Data records
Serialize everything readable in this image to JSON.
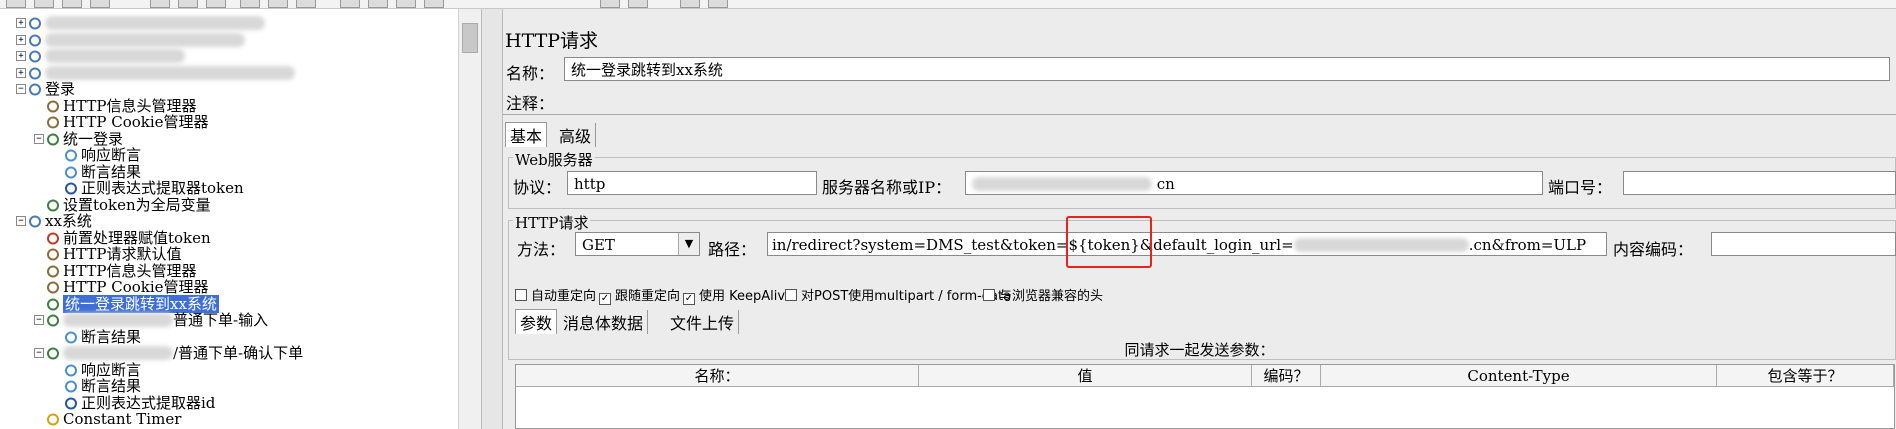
{
  "tree": {
    "nodes": [
      {
        "label": "",
        "level": 0
      },
      {
        "label": "",
        "level": 0
      },
      {
        "label": "",
        "level": 0
      },
      {
        "label": "",
        "level": 0
      },
      {
        "label": "登录",
        "level": 0
      },
      {
        "label": "HTTP信息头管理器",
        "level": 1
      },
      {
        "label": "HTTP Cookie管理器",
        "level": 1
      },
      {
        "label": "统一登录",
        "level": 1
      },
      {
        "label": "响应断言",
        "level": 2
      },
      {
        "label": "断言结果",
        "level": 2
      },
      {
        "label": "正则表达式提取器token",
        "level": 2
      },
      {
        "label": "设置token为全局变量",
        "level": 1
      },
      {
        "label": "xx系统",
        "level": 0
      },
      {
        "label": "前置处理器赋值token",
        "level": 1
      },
      {
        "label": "HTTP请求默认值",
        "level": 1
      },
      {
        "label": "HTTP信息头管理器",
        "level": 1
      },
      {
        "label": "HTTP Cookie管理器",
        "level": 1
      },
      {
        "label": "统一登录跳转到xx系统",
        "level": 1
      },
      {
        "label": "普通下单-输入",
        "level": 1
      },
      {
        "label": "断言结果",
        "level": 2
      },
      {
        "label": "/普通下单-确认下单",
        "level": 1
      },
      {
        "label": "响应断言",
        "level": 2
      },
      {
        "label": "断言结果",
        "level": 2
      },
      {
        "label": "正则表达式提取器id",
        "level": 2
      },
      {
        "label": "Constant Timer",
        "level": 1
      }
    ],
    "selected_label": "统一登录跳转到xx系统"
  },
  "panel": {
    "title": "HTTP请求",
    "name_label": "名称：",
    "name_value": "统一登录跳转到xx系统",
    "comment_label": "注释：",
    "tabs": [
      "基本",
      "高级"
    ],
    "web_server": {
      "title": "Web服务器",
      "protocol_label": "协议：",
      "protocol_value": "http",
      "server_label": "服务器名称或IP：",
      "server_value": "cn",
      "port_label": "端口号："
    },
    "http_request": {
      "title": "HTTP请求",
      "method_label": "方法：",
      "method_value": "GET",
      "path_label": "路径：",
      "path_value_pre": "in/redirect?system=DMS_test&token=",
      "path_value_token": "${token}",
      "path_value_post": "&default_login_url=",
      "path_value_tail": ".cn&from=ULP",
      "encoding_label": "内容编码："
    },
    "options": [
      {
        "label": "自动重定向",
        "checked": false
      },
      {
        "label": "跟随重定向",
        "checked": true
      },
      {
        "label": "使用 KeepAlive",
        "checked": true
      },
      {
        "label": "对POST使用multipart / form-data",
        "checked": false
      },
      {
        "label": "与浏览器兼容的头",
        "checked": false
      }
    ],
    "sub_tabs": [
      "参数",
      "消息体数据",
      "文件上传"
    ],
    "params_caption": "同请求一起发送参数：",
    "columns": [
      "名称：",
      "值",
      "编码？",
      "Content-Type",
      "包含等于？"
    ]
  },
  "colors": {
    "selection": "#3d6fd6",
    "highlight": "#e8231b"
  }
}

GOAL:
Quote everything in the listing above exactly; pictures are the only thing to omit.

RESPONSE FOR THIS EXERCISE:
Serialize everything readable in this image to JSON.
{
  "tree": {
    "nodes": [
      {
        "label": "",
        "level": 0
      },
      {
        "label": "",
        "level": 0
      },
      {
        "label": "",
        "level": 0
      },
      {
        "label": "",
        "level": 0
      },
      {
        "label": "登录",
        "level": 0
      },
      {
        "label": "HTTP信息头管理器",
        "level": 1
      },
      {
        "label": "HTTP Cookie管理器",
        "level": 1
      },
      {
        "label": "统一登录",
        "level": 1
      },
      {
        "label": "响应断言",
        "level": 2
      },
      {
        "label": "断言结果",
        "level": 2
      },
      {
        "label": "正则表达式提取器token",
        "level": 2
      },
      {
        "label": "设置token为全局变量",
        "level": 1
      },
      {
        "label": "xx系统",
        "level": 0
      },
      {
        "label": "前置处理器赋值token",
        "level": 1
      },
      {
        "label": "HTTP请求默认值",
        "level": 1
      },
      {
        "label": "HTTP信息头管理器",
        "level": 1
      },
      {
        "label": "HTTP Cookie管理器",
        "level": 1
      },
      {
        "label": "统一登录跳转到xx系统",
        "level": 1
      },
      {
        "label": "普通下单-输入",
        "level": 1
      },
      {
        "label": "断言结果",
        "level": 2
      },
      {
        "label": "/普通下单-确认下单",
        "level": 1
      },
      {
        "label": "响应断言",
        "level": 2
      },
      {
        "label": "断言结果",
        "level": 2
      },
      {
        "label": "正则表达式提取器id",
        "level": 2
      },
      {
        "label": "Constant Timer",
        "level": 1
      }
    ],
    "selected_label": "统一登录跳转到xx系统"
  },
  "panel": {
    "title": "HTTP请求",
    "name_label": "名称：",
    "name_value": "统一登录跳转到xx系统",
    "comment_label": "注释：",
    "tabs": [
      "基本",
      "高级"
    ],
    "web_server": {
      "title": "Web服务器",
      "protocol_label": "协议：",
      "protocol_value": "http",
      "server_label": "服务器名称或IP：",
      "server_value": "cn",
      "port_label": "端口号："
    },
    "http_request": {
      "title": "HTTP请求",
      "method_label": "方法：",
      "method_value": "GET",
      "path_label": "路径：",
      "path_value_pre": "in/redirect?system=DMS_test&token=",
      "path_value_token": "${token}",
      "path_value_post": "&default_login_url=",
      "path_value_tail": ".cn&from=ULP",
      "encoding_label": "内容编码："
    },
    "options": [
      {
        "label": "自动重定向",
        "checked": false
      },
      {
        "label": "跟随重定向",
        "checked": true
      },
      {
        "label": "使用 KeepAlive",
        "checked": true
      },
      {
        "label": "对POST使用multipart / form-data",
        "checked": false
      },
      {
        "label": "与浏览器兼容的头",
        "checked": false
      }
    ],
    "sub_tabs": [
      "参数",
      "消息体数据",
      "文件上传"
    ],
    "params_caption": "同请求一起发送参数：",
    "columns": [
      "名称：",
      "值",
      "编码？",
      "Content-Type",
      "包含等于？"
    ]
  },
  "colors": {
    "selection": "#3d6fd6",
    "highlight": "#e8231b"
  }
}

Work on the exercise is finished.